• [Work to be completed] Search the data for the string "ylabel" and extract every line where it appears.

• [Extracted material]
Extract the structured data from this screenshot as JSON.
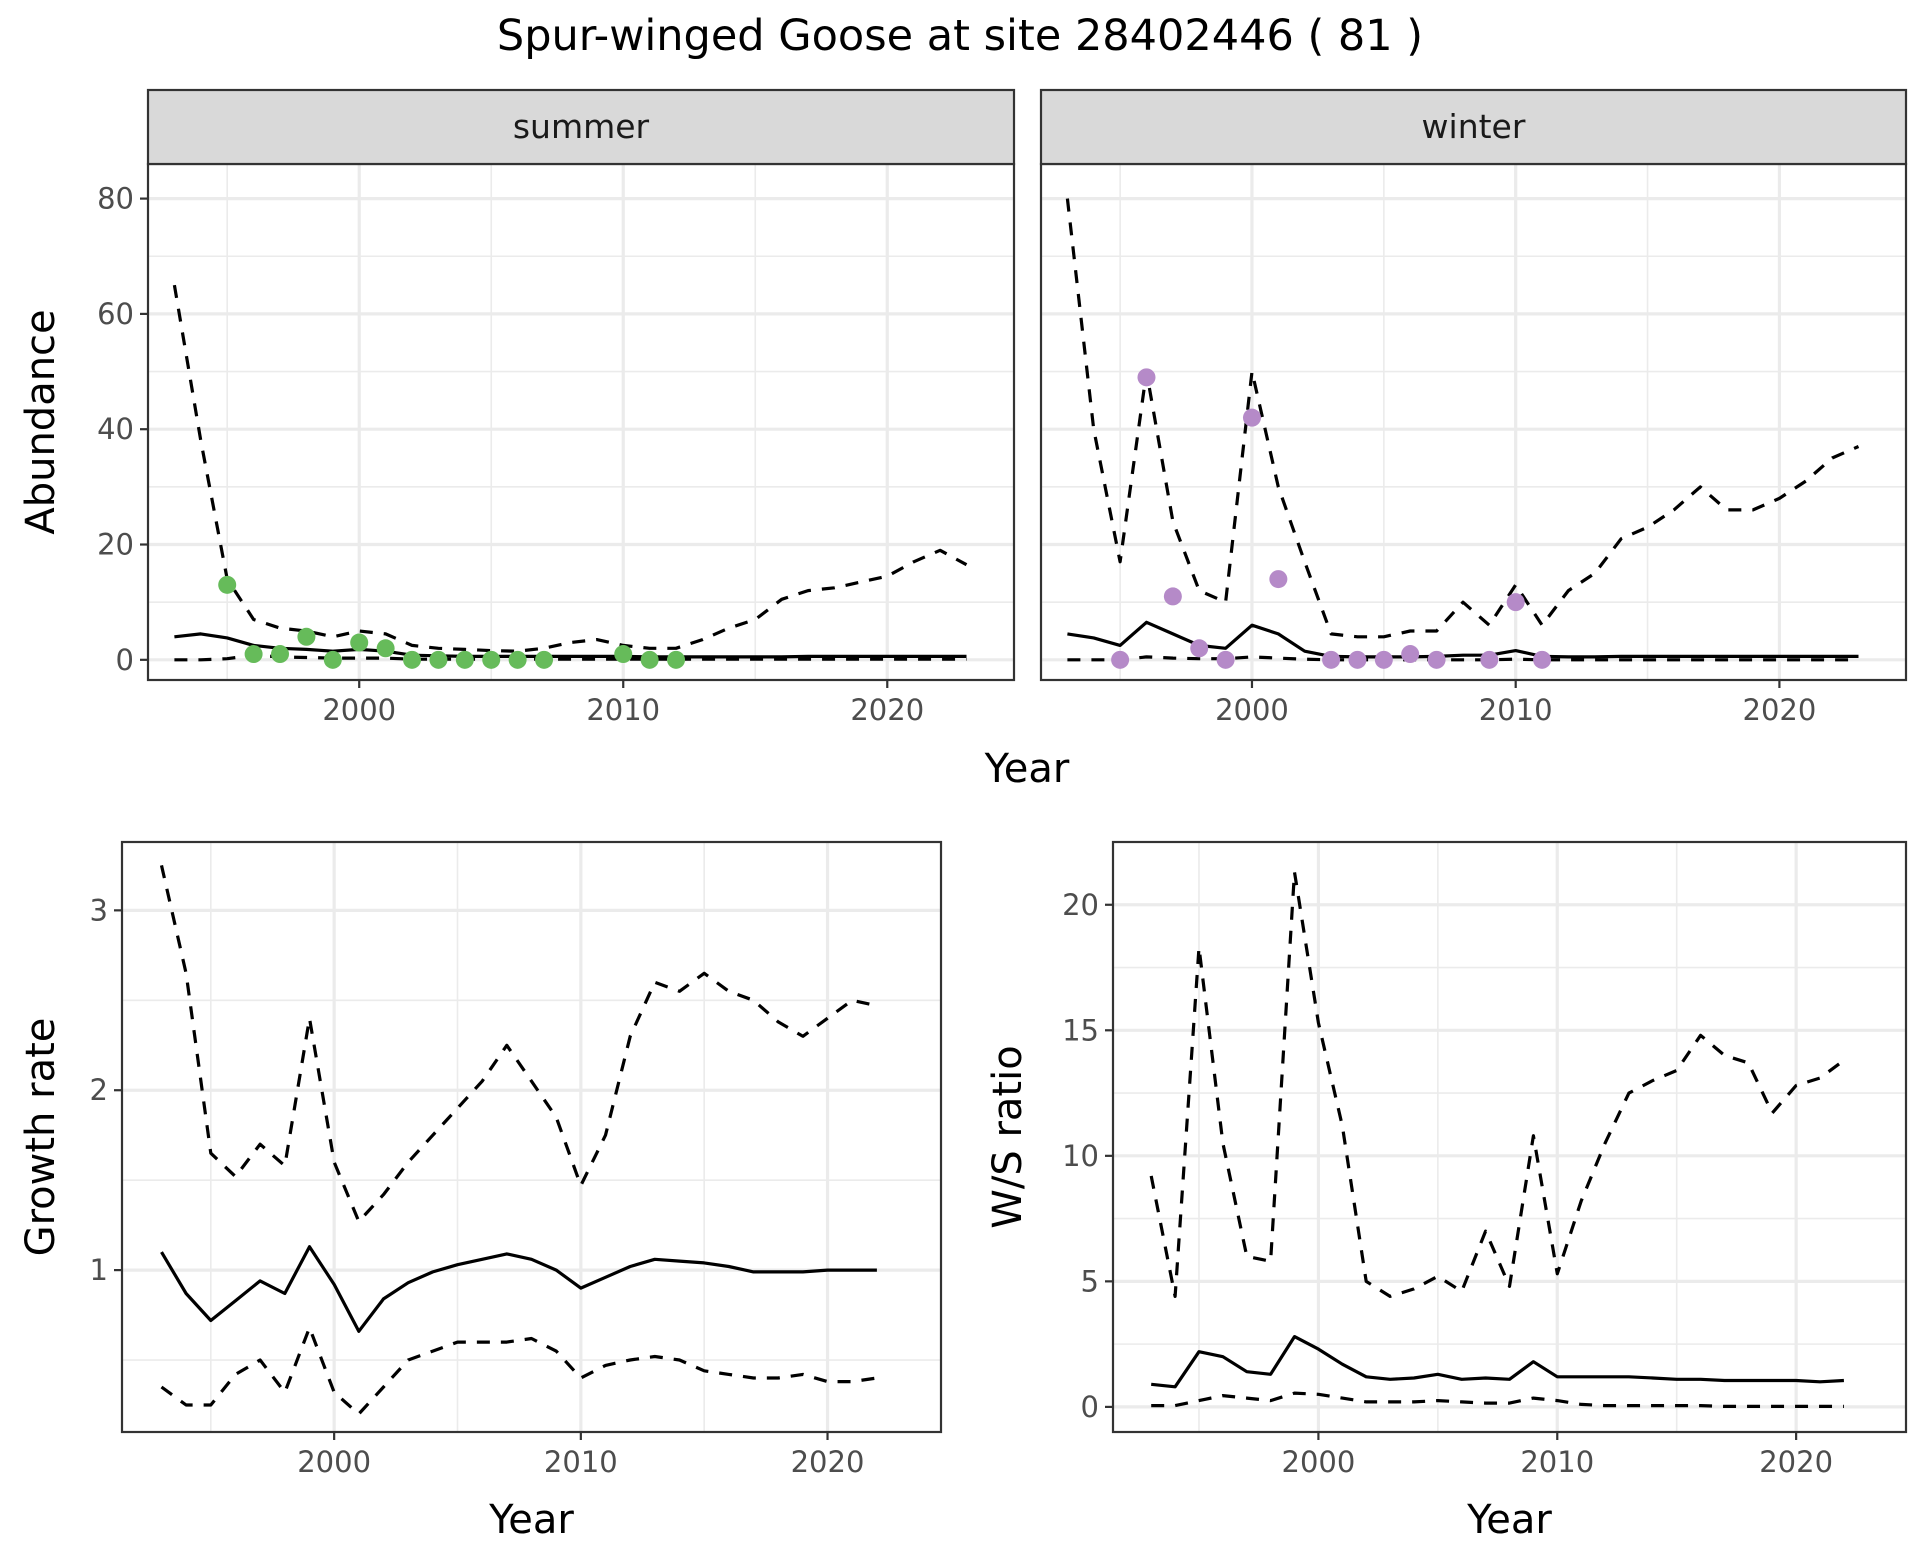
{
  "figure": {
    "title": "Spur-winged Goose at site 28402446 ( 81 )",
    "summer_color": "#66BB5A",
    "winter_color": "#B58AC8"
  },
  "chart_data": [
    {
      "id": "abundance-summer",
      "type": "line",
      "strip_label": "summer",
      "xlabel": "",
      "ylabel": "Abundance",
      "xlim": [
        1992,
        2024.8
      ],
      "ylim": [
        -3.5,
        86
      ],
      "x_ticks": [
        2000,
        2010,
        2020
      ],
      "y_ticks": [
        0,
        20,
        40,
        60,
        80
      ],
      "series": [
        {
          "role": "estimate",
          "x": [
            1993,
            1994,
            1995,
            1996,
            1997,
            1998,
            1999,
            2000,
            2001,
            2002,
            2003,
            2004,
            2005,
            2006,
            2007,
            2008,
            2009,
            2010,
            2011,
            2012,
            2013,
            2014,
            2015,
            2016,
            2017,
            2018,
            2019,
            2020,
            2021,
            2022,
            2023
          ],
          "y": [
            4.0,
            4.5,
            3.8,
            2.5,
            2.0,
            1.8,
            1.5,
            1.8,
            1.5,
            0.8,
            0.7,
            0.6,
            0.6,
            0.6,
            0.6,
            0.6,
            0.6,
            0.6,
            0.5,
            0.5,
            0.5,
            0.5,
            0.5,
            0.5,
            0.6,
            0.6,
            0.6,
            0.6,
            0.6,
            0.6,
            0.6
          ]
        },
        {
          "role": "upper",
          "x": [
            1993,
            1994,
            1995,
            1996,
            1997,
            1998,
            1999,
            2000,
            2001,
            2002,
            2003,
            2004,
            2005,
            2006,
            2007,
            2008,
            2009,
            2010,
            2011,
            2012,
            2013,
            2014,
            2015,
            2016,
            2017,
            2018,
            2019,
            2020,
            2021,
            2022,
            2023
          ],
          "y": [
            65,
            38,
            14,
            7,
            5.5,
            5,
            4,
            5,
            4.5,
            2.5,
            2,
            1.8,
            1.6,
            1.5,
            2,
            3,
            3.5,
            2.5,
            2,
            2,
            3.5,
            5.5,
            7,
            10.5,
            12,
            12.5,
            13.5,
            14.5,
            17,
            19,
            16.5
          ]
        },
        {
          "role": "lower",
          "x": [
            1993,
            1994,
            1995,
            1996,
            1997,
            1998,
            1999,
            2000,
            2001,
            2002,
            2003,
            2004,
            2005,
            2006,
            2007,
            2008,
            2009,
            2010,
            2011,
            2012,
            2013,
            2014,
            2015,
            2016,
            2017,
            2018,
            2019,
            2020,
            2021,
            2022,
            2023
          ],
          "y": [
            0,
            0,
            0.2,
            0.8,
            0.5,
            0.4,
            0.3,
            0.3,
            0.3,
            0.1,
            0.1,
            0.1,
            0.1,
            0.1,
            0.1,
            0.1,
            0.1,
            0.1,
            0.1,
            0.1,
            0.1,
            0.1,
            0.1,
            0.1,
            0.1,
            0.1,
            0.1,
            0.1,
            0.1,
            0.1,
            0.1
          ]
        }
      ],
      "points": {
        "x": [
          1995,
          1996,
          1997,
          1998,
          1999,
          2000,
          2001,
          2002,
          2003,
          2004,
          2005,
          2006,
          2007,
          2010,
          2011,
          2012
        ],
        "y": [
          13,
          1,
          1,
          4,
          0,
          3,
          2,
          0,
          0,
          0,
          0,
          0,
          0,
          1,
          0,
          0
        ]
      }
    },
    {
      "id": "abundance-winter",
      "type": "line",
      "strip_label": "winter",
      "xlabel": "",
      "ylabel": "",
      "xlim": [
        1992,
        2024.8
      ],
      "ylim": [
        -3.5,
        86
      ],
      "x_ticks": [
        2000,
        2010,
        2020
      ],
      "y_ticks": [
        0,
        20,
        40,
        60,
        80
      ],
      "series": [
        {
          "role": "estimate",
          "x": [
            1993,
            1994,
            1995,
            1996,
            1997,
            1998,
            1999,
            2000,
            2001,
            2002,
            2003,
            2004,
            2005,
            2006,
            2007,
            2008,
            2009,
            2010,
            2011,
            2012,
            2013,
            2014,
            2015,
            2016,
            2017,
            2018,
            2019,
            2020,
            2021,
            2022,
            2023
          ],
          "y": [
            4.5,
            3.8,
            2.5,
            6.5,
            4.5,
            2.5,
            2.0,
            6.0,
            4.5,
            1.5,
            0.6,
            0.5,
            0.5,
            0.5,
            0.6,
            0.8,
            0.8,
            1.6,
            0.6,
            0.5,
            0.5,
            0.6,
            0.6,
            0.6,
            0.6,
            0.6,
            0.6,
            0.6,
            0.6,
            0.6,
            0.6
          ]
        },
        {
          "role": "upper",
          "x": [
            1993,
            1994,
            1995,
            1996,
            1997,
            1998,
            1999,
            2000,
            2001,
            2002,
            2003,
            2004,
            2005,
            2006,
            2007,
            2008,
            2009,
            2010,
            2011,
            2012,
            2013,
            2014,
            2015,
            2016,
            2017,
            2018,
            2019,
            2020,
            2021,
            2022,
            2023
          ],
          "y": [
            80,
            40,
            17,
            50,
            24,
            12,
            10,
            50,
            30,
            17,
            4.5,
            4,
            4,
            5,
            5,
            10,
            6,
            13,
            6,
            12,
            15,
            21,
            23,
            26,
            30,
            26,
            26,
            28,
            31,
            35,
            37
          ]
        },
        {
          "role": "lower",
          "x": [
            1993,
            1994,
            1995,
            1996,
            1997,
            1998,
            1999,
            2000,
            2001,
            2002,
            2003,
            2004,
            2005,
            2006,
            2007,
            2008,
            2009,
            2010,
            2011,
            2012,
            2013,
            2014,
            2015,
            2016,
            2017,
            2018,
            2019,
            2020,
            2021,
            2022,
            2023
          ],
          "y": [
            0,
            0,
            0,
            0.5,
            0.3,
            0.2,
            0.2,
            0.5,
            0.3,
            0.1,
            0,
            0,
            0,
            0,
            0,
            0,
            0,
            0.1,
            0,
            0,
            0,
            0,
            0,
            0,
            0,
            0,
            0,
            0,
            0,
            0,
            0
          ]
        }
      ],
      "points": {
        "x": [
          1995,
          1996,
          1997,
          1998,
          1999,
          2000,
          2001,
          2003,
          2004,
          2005,
          2006,
          2007,
          2009,
          2010,
          2011
        ],
        "y": [
          0,
          49,
          11,
          2,
          0,
          42,
          14,
          0,
          0,
          0,
          1,
          0,
          0,
          10,
          0
        ]
      }
    },
    {
      "id": "growth-rate",
      "type": "line",
      "xlabel": "Year",
      "ylabel": "Growth rate",
      "xlim": [
        1991.4,
        2024.6
      ],
      "ylim": [
        0.1,
        3.38
      ],
      "x_ticks": [
        2000,
        2010,
        2020
      ],
      "y_ticks": [
        1,
        2,
        3
      ],
      "series": [
        {
          "role": "estimate",
          "x": [
            1993,
            1994,
            1995,
            1996,
            1997,
            1998,
            1999,
            2000,
            2001,
            2002,
            2003,
            2004,
            2005,
            2006,
            2007,
            2008,
            2009,
            2010,
            2011,
            2012,
            2013,
            2014,
            2015,
            2016,
            2017,
            2018,
            2019,
            2020,
            2021,
            2022
          ],
          "y": [
            1.1,
            0.87,
            0.72,
            0.83,
            0.94,
            0.87,
            1.13,
            0.92,
            0.66,
            0.84,
            0.93,
            0.99,
            1.03,
            1.06,
            1.09,
            1.06,
            1.0,
            0.9,
            0.96,
            1.02,
            1.06,
            1.05,
            1.04,
            1.02,
            0.99,
            0.99,
            0.99,
            1.0,
            1.0,
            1.0
          ]
        },
        {
          "role": "upper",
          "x": [
            1993,
            1994,
            1995,
            1996,
            1997,
            1998,
            1999,
            2000,
            2001,
            2002,
            2003,
            2004,
            2005,
            2006,
            2007,
            2008,
            2009,
            2010,
            2011,
            2012,
            2013,
            2014,
            2015,
            2016,
            2017,
            2018,
            2019,
            2020,
            2021,
            2022
          ],
          "y": [
            3.25,
            2.65,
            1.65,
            1.52,
            1.7,
            1.58,
            2.4,
            1.6,
            1.27,
            1.42,
            1.6,
            1.75,
            1.9,
            2.05,
            2.25,
            2.05,
            1.85,
            1.47,
            1.75,
            2.3,
            2.6,
            2.55,
            2.65,
            2.55,
            2.5,
            2.38,
            2.3,
            2.4,
            2.5,
            2.47
          ]
        },
        {
          "role": "lower",
          "x": [
            1993,
            1994,
            1995,
            1996,
            1997,
            1998,
            1999,
            2000,
            2001,
            2002,
            2003,
            2004,
            2005,
            2006,
            2007,
            2008,
            2009,
            2010,
            2011,
            2012,
            2013,
            2014,
            2015,
            2016,
            2017,
            2018,
            2019,
            2020,
            2021,
            2022
          ],
          "y": [
            0.35,
            0.25,
            0.25,
            0.42,
            0.5,
            0.32,
            0.68,
            0.32,
            0.2,
            0.35,
            0.5,
            0.55,
            0.6,
            0.6,
            0.6,
            0.62,
            0.55,
            0.4,
            0.47,
            0.5,
            0.52,
            0.5,
            0.44,
            0.42,
            0.4,
            0.4,
            0.42,
            0.38,
            0.38,
            0.4
          ]
        }
      ]
    },
    {
      "id": "ws-ratio",
      "type": "line",
      "xlabel": "Year",
      "ylabel": "W/S ratio",
      "xlim": [
        1991.4,
        2024.6
      ],
      "ylim": [
        -1.0,
        22.5
      ],
      "x_ticks": [
        2000,
        2010,
        2020
      ],
      "y_ticks": [
        0,
        5,
        10,
        15,
        20
      ],
      "series": [
        {
          "role": "estimate",
          "x": [
            1993,
            1994,
            1995,
            1996,
            1997,
            1998,
            1999,
            2000,
            2001,
            2002,
            2003,
            2004,
            2005,
            2006,
            2007,
            2008,
            2009,
            2010,
            2011,
            2012,
            2013,
            2014,
            2015,
            2016,
            2017,
            2018,
            2019,
            2020,
            2021,
            2022
          ],
          "y": [
            0.9,
            0.8,
            2.2,
            2.0,
            1.4,
            1.3,
            2.8,
            2.3,
            1.7,
            1.2,
            1.1,
            1.15,
            1.3,
            1.1,
            1.15,
            1.1,
            1.8,
            1.2,
            1.2,
            1.2,
            1.2,
            1.15,
            1.1,
            1.1,
            1.05,
            1.05,
            1.05,
            1.05,
            1.0,
            1.05
          ]
        },
        {
          "role": "upper",
          "x": [
            1993,
            1994,
            1995,
            1996,
            1997,
            1998,
            1999,
            2000,
            2001,
            2002,
            2003,
            2004,
            2005,
            2006,
            2007,
            2008,
            2009,
            2010,
            2011,
            2012,
            2013,
            2014,
            2015,
            2016,
            2017,
            2018,
            2019,
            2020,
            2021,
            2022
          ],
          "y": [
            9.2,
            4.4,
            18.3,
            10.5,
            6.0,
            5.8,
            21.3,
            15.3,
            11.2,
            5.0,
            4.4,
            4.7,
            5.2,
            4.6,
            7.0,
            4.8,
            10.8,
            5.3,
            8.2,
            10.5,
            12.5,
            13.0,
            13.4,
            14.8,
            14.0,
            13.7,
            11.7,
            12.8,
            13.1,
            13.8
          ]
        },
        {
          "role": "lower",
          "x": [
            1993,
            1994,
            1995,
            1996,
            1997,
            1998,
            1999,
            2000,
            2001,
            2002,
            2003,
            2004,
            2005,
            2006,
            2007,
            2008,
            2009,
            2010,
            2011,
            2012,
            2013,
            2014,
            2015,
            2016,
            2017,
            2018,
            2019,
            2020,
            2021,
            2022
          ],
          "y": [
            0.05,
            0.05,
            0.25,
            0.45,
            0.35,
            0.25,
            0.55,
            0.5,
            0.35,
            0.2,
            0.2,
            0.2,
            0.25,
            0.2,
            0.15,
            0.15,
            0.35,
            0.25,
            0.1,
            0.05,
            0.05,
            0.05,
            0.05,
            0.05,
            0.02,
            0.02,
            0.02,
            0.02,
            0.02,
            0.02
          ]
        }
      ]
    }
  ],
  "shared": {
    "top_xlabel": "Year"
  }
}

• [Task output]
      "ylabel": "Abundance",
      "ylabel": "",
      "ylabel": "Growth rate",
      "ylabel": "W/S ratio",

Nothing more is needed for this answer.